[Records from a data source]
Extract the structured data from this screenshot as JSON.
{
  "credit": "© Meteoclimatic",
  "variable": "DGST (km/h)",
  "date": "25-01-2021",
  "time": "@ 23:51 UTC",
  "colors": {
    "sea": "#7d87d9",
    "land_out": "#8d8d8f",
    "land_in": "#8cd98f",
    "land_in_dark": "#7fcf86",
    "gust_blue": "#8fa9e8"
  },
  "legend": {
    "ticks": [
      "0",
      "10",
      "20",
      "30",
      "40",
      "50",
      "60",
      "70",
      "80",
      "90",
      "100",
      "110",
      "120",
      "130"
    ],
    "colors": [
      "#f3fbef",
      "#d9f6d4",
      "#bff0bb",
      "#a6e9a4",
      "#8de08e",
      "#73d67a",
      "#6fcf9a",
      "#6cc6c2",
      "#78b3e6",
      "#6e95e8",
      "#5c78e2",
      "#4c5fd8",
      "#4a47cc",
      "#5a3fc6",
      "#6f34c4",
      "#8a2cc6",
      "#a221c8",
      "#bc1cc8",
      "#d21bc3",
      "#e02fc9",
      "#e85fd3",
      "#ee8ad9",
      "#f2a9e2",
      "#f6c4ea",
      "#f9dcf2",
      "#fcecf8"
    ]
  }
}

WHAT IS NEEDED: All of the entries must be written out exactly as they stand.

COMPLETED TASK:
Extract the structured data from this screenshot as JSON.
{
  "credit": "© Meteoclimatic",
  "variable": "DGST (km/h)",
  "date": "25-01-2021",
  "time": "@ 23:51 UTC",
  "colors": {
    "sea": "#7d87d9",
    "land_out": "#8d8d8f",
    "land_in": "#8cd98f",
    "land_in_dark": "#7fcf86",
    "gust_blue": "#8fa9e8"
  },
  "legend": {
    "ticks": [
      "0",
      "10",
      "20",
      "30",
      "40",
      "50",
      "60",
      "70",
      "80",
      "90",
      "100",
      "110",
      "120",
      "130"
    ],
    "colors": [
      "#f3fbef",
      "#d9f6d4",
      "#bff0bb",
      "#a6e9a4",
      "#8de08e",
      "#73d67a",
      "#6fcf9a",
      "#6cc6c2",
      "#78b3e6",
      "#6e95e8",
      "#5c78e2",
      "#4c5fd8",
      "#4a47cc",
      "#5a3fc6",
      "#6f34c4",
      "#8a2cc6",
      "#a221c8",
      "#bc1cc8",
      "#d21bc3",
      "#e02fc9",
      "#e85fd3",
      "#ee8ad9",
      "#f2a9e2",
      "#f6c4ea",
      "#f9dcf2",
      "#fcecf8"
    ]
  }
}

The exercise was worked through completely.